Make an exact copy of the records, with the pictures left out.

[Stored entries]
══════════
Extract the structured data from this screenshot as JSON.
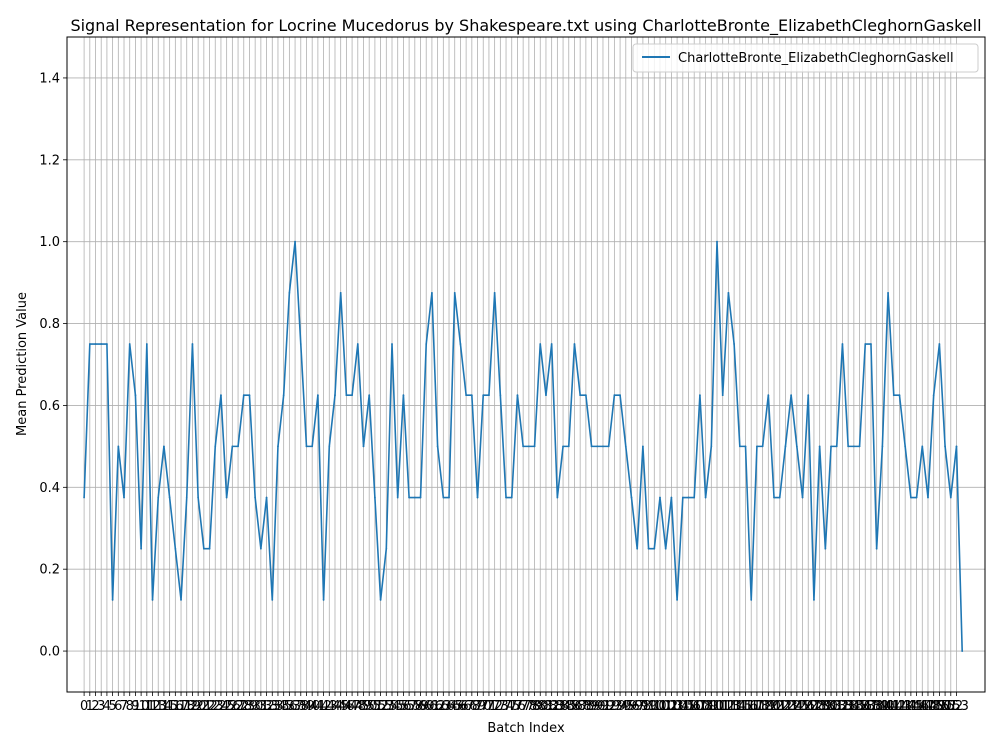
{
  "chart_data": {
    "type": "line",
    "title": "Signal Representation for Locrine Mucedorus by Shakespeare.txt using CharlotteBronte_ElizabethCleghornGaskell",
    "xlabel": "Batch Index",
    "ylabel": "Mean Prediction Value",
    "xlim": [
      -3,
      158
    ],
    "ylim": [
      -0.1,
      1.5
    ],
    "yticks": [
      0.0,
      0.2,
      0.4,
      0.6,
      0.8,
      1.0,
      1.2,
      1.4
    ],
    "xtick_count": 154,
    "grid": true,
    "legend_position": "top-right",
    "colors": {
      "series": "#1f77b4",
      "grid": "#b0b0b0"
    },
    "series": [
      {
        "name": "CharlotteBronte_ElizabethCleghornGaskell",
        "values": [
          0.375,
          0.75,
          0.75,
          0.75,
          0.75,
          0.125,
          0.5,
          0.375,
          0.75,
          0.625,
          0.25,
          0.75,
          0.125,
          0.375,
          0.5,
          0.375,
          0.25,
          0.125,
          0.375,
          0.75,
          0.375,
          0.25,
          0.25,
          0.5,
          0.625,
          0.375,
          0.5,
          0.5,
          0.625,
          0.625,
          0.375,
          0.25,
          0.375,
          0.125,
          0.5,
          0.625,
          0.875,
          1.0,
          0.75,
          0.5,
          0.5,
          0.625,
          0.125,
          0.5,
          0.625,
          0.875,
          0.625,
          0.625,
          0.75,
          0.5,
          0.625,
          0.375,
          0.125,
          0.25,
          0.75,
          0.375,
          0.625,
          0.375,
          0.375,
          0.375,
          0.75,
          0.875,
          0.5,
          0.375,
          0.375,
          0.875,
          0.75,
          0.625,
          0.625,
          0.375,
          0.625,
          0.625,
          0.875,
          0.625,
          0.375,
          0.375,
          0.625,
          0.5,
          0.5,
          0.5,
          0.75,
          0.625,
          0.75,
          0.375,
          0.5,
          0.5,
          0.75,
          0.625,
          0.625,
          0.5,
          0.5,
          0.5,
          0.5,
          0.625,
          0.625,
          0.5,
          0.375,
          0.25,
          0.5,
          0.25,
          0.25,
          0.375,
          0.25,
          0.375,
          0.125,
          0.375,
          0.375,
          0.375,
          0.625,
          0.375,
          0.5,
          1.0,
          0.625,
          0.875,
          0.75,
          0.5,
          0.5,
          0.125,
          0.5,
          0.5,
          0.625,
          0.375,
          0.375,
          0.5,
          0.625,
          0.5,
          0.375,
          0.625,
          0.125,
          0.5,
          0.25,
          0.5,
          0.5,
          0.75,
          0.5,
          0.5,
          0.5,
          0.75,
          0.75,
          0.25,
          0.5,
          0.875,
          0.625,
          0.625,
          0.5,
          0.375,
          0.375,
          0.5,
          0.375,
          0.625,
          0.75,
          0.5,
          0.375,
          0.5,
          0.0
        ]
      }
    ]
  }
}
══════════
(EXERCISE ANSWER)
Extract the structured data from this screenshot as JSON.
{
  "chart_data": {
    "type": "line",
    "title": "Signal Representation for Locrine Mucedorus by Shakespeare.txt using CharlotteBronte_ElizabethCleghornGaskell",
    "xlabel": "Batch Index",
    "ylabel": "Mean Prediction Value",
    "xlim": [
      -3,
      158
    ],
    "ylim": [
      -0.1,
      1.5
    ],
    "yticks": [
      0.0,
      0.2,
      0.4,
      0.6,
      0.8,
      1.0,
      1.2,
      1.4
    ],
    "xtick_count": 154,
    "grid": true,
    "legend_position": "top-right",
    "colors": {
      "series": "#1f77b4",
      "grid": "#b0b0b0"
    },
    "series": [
      {
        "name": "CharlotteBronte_ElizabethCleghornGaskell",
        "values": [
          0.375,
          0.75,
          0.75,
          0.75,
          0.75,
          0.125,
          0.5,
          0.375,
          0.75,
          0.625,
          0.25,
          0.75,
          0.125,
          0.375,
          0.5,
          0.375,
          0.25,
          0.125,
          0.375,
          0.75,
          0.375,
          0.25,
          0.25,
          0.5,
          0.625,
          0.375,
          0.5,
          0.5,
          0.625,
          0.625,
          0.375,
          0.25,
          0.375,
          0.125,
          0.5,
          0.625,
          0.875,
          1.0,
          0.75,
          0.5,
          0.5,
          0.625,
          0.125,
          0.5,
          0.625,
          0.875,
          0.625,
          0.625,
          0.75,
          0.5,
          0.625,
          0.375,
          0.125,
          0.25,
          0.75,
          0.375,
          0.625,
          0.375,
          0.375,
          0.375,
          0.75,
          0.875,
          0.5,
          0.375,
          0.375,
          0.875,
          0.75,
          0.625,
          0.625,
          0.375,
          0.625,
          0.625,
          0.875,
          0.625,
          0.375,
          0.375,
          0.625,
          0.5,
          0.5,
          0.5,
          0.75,
          0.625,
          0.75,
          0.375,
          0.5,
          0.5,
          0.75,
          0.625,
          0.625,
          0.5,
          0.5,
          0.5,
          0.5,
          0.625,
          0.625,
          0.5,
          0.375,
          0.25,
          0.5,
          0.25,
          0.25,
          0.375,
          0.25,
          0.375,
          0.125,
          0.375,
          0.375,
          0.375,
          0.625,
          0.375,
          0.5,
          1.0,
          0.625,
          0.875,
          0.75,
          0.5,
          0.5,
          0.125,
          0.5,
          0.5,
          0.625,
          0.375,
          0.375,
          0.5,
          0.625,
          0.5,
          0.375,
          0.625,
          0.125,
          0.5,
          0.25,
          0.5,
          0.5,
          0.75,
          0.5,
          0.5,
          0.5,
          0.75,
          0.75,
          0.25,
          0.5,
          0.875,
          0.625,
          0.625,
          0.5,
          0.375,
          0.375,
          0.5,
          0.375,
          0.625,
          0.75,
          0.5,
          0.375,
          0.5,
          0.0
        ]
      }
    ]
  }
}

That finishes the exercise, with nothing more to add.